# [What you are asked to do]
Using the data below, gather each line that includes the word "inadequacy".

* Begin Provided information *

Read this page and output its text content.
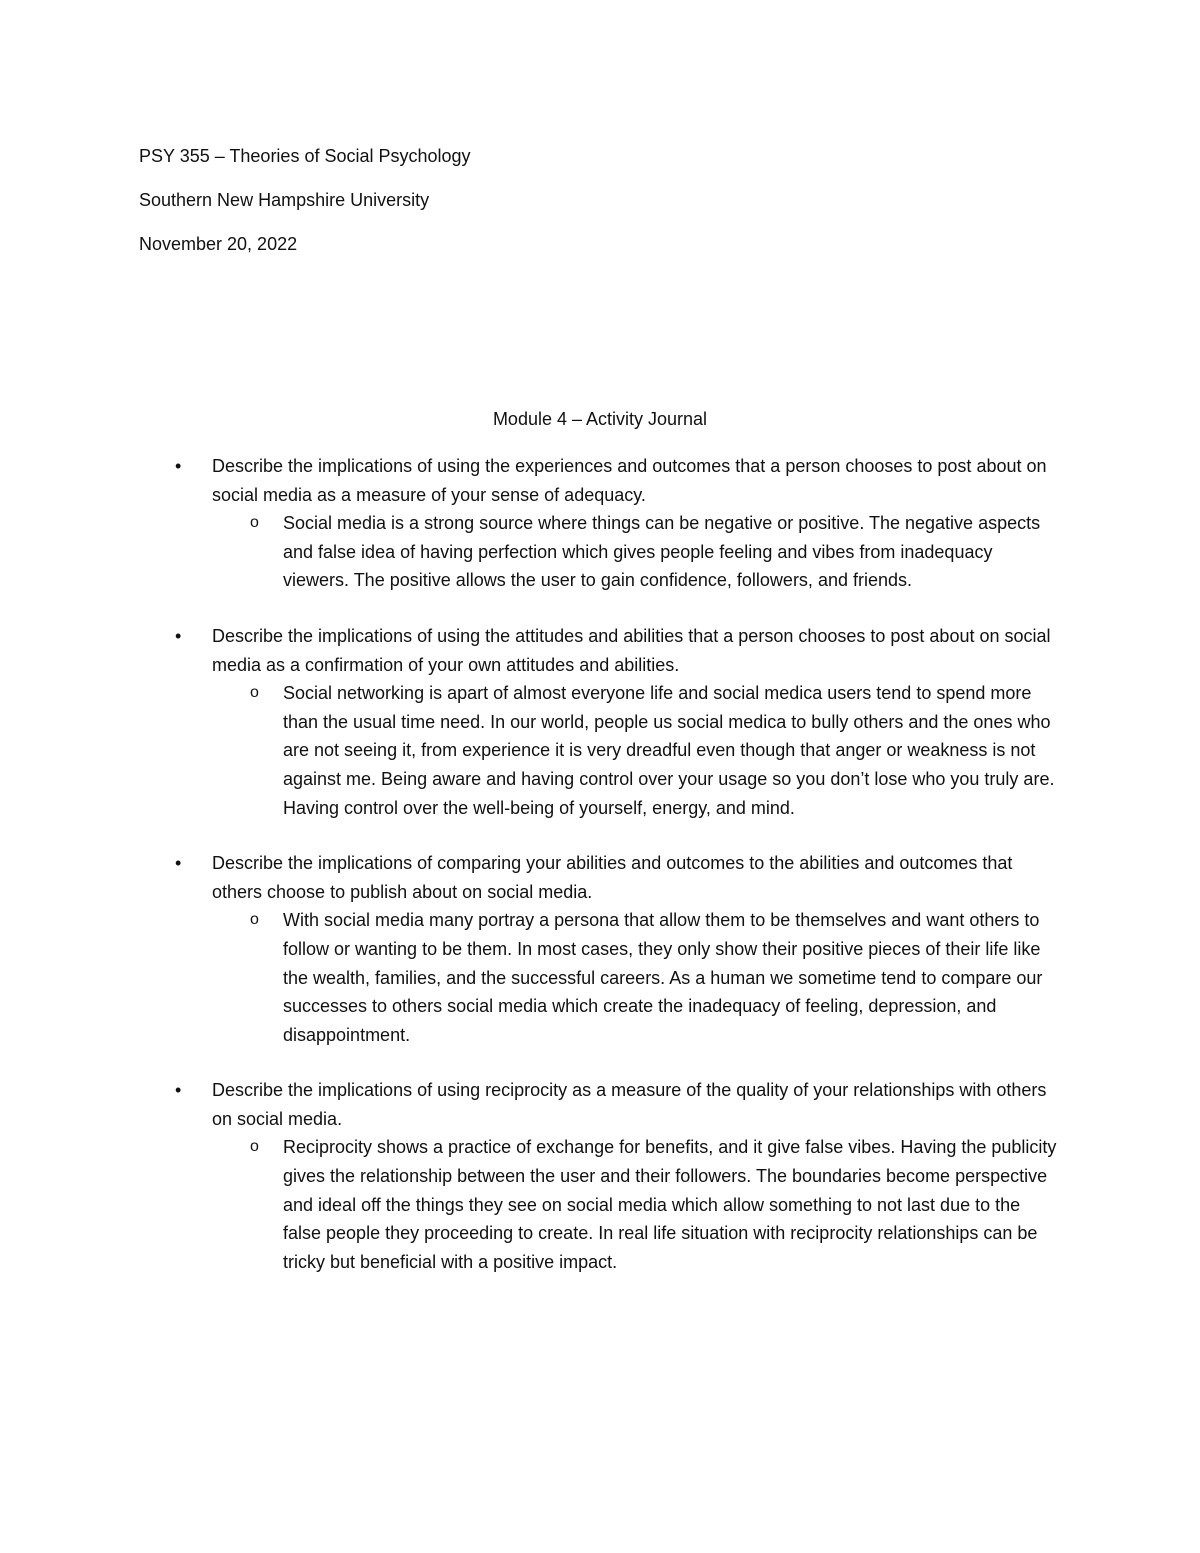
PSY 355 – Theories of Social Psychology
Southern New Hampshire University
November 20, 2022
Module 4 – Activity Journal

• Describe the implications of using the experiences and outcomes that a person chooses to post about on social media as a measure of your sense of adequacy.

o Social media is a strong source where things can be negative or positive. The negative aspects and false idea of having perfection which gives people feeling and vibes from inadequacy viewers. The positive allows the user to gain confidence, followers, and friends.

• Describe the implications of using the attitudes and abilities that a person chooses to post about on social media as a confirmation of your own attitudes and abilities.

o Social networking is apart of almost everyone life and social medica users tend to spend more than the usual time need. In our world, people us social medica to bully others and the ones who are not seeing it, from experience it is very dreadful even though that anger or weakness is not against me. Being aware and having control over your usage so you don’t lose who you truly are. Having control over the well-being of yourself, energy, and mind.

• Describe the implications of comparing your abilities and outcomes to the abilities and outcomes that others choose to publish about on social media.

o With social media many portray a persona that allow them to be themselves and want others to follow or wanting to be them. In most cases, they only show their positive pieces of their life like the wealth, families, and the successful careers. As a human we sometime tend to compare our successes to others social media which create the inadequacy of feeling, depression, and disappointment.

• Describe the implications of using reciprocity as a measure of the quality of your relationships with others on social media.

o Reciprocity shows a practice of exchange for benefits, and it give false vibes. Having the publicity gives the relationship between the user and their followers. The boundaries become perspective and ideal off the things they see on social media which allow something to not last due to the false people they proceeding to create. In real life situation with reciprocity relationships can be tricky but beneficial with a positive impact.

* End Provided information *
* Begin Provided information *

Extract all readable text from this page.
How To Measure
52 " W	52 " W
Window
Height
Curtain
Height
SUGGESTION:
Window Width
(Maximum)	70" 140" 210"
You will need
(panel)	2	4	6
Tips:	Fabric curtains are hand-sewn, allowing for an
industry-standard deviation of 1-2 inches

* End Provided information *

# [Solution for this exercise]
o Social media is a strong source where things can be negative or positive. The negative aspects and false idea of having perfection which gives people feeling and vibes from inadequacy viewers. The positive allows the user to gain confidence, followers, and friends.
o With social media many portray a persona that allow them to be themselves and want others to follow or wanting to be them. In most cases, they only show their positive pieces of their life like the wealth, families, and the successful careers. As a human we sometime tend to compare our successes to others social media which create the inadequacy of feeling, depression, and disappointment.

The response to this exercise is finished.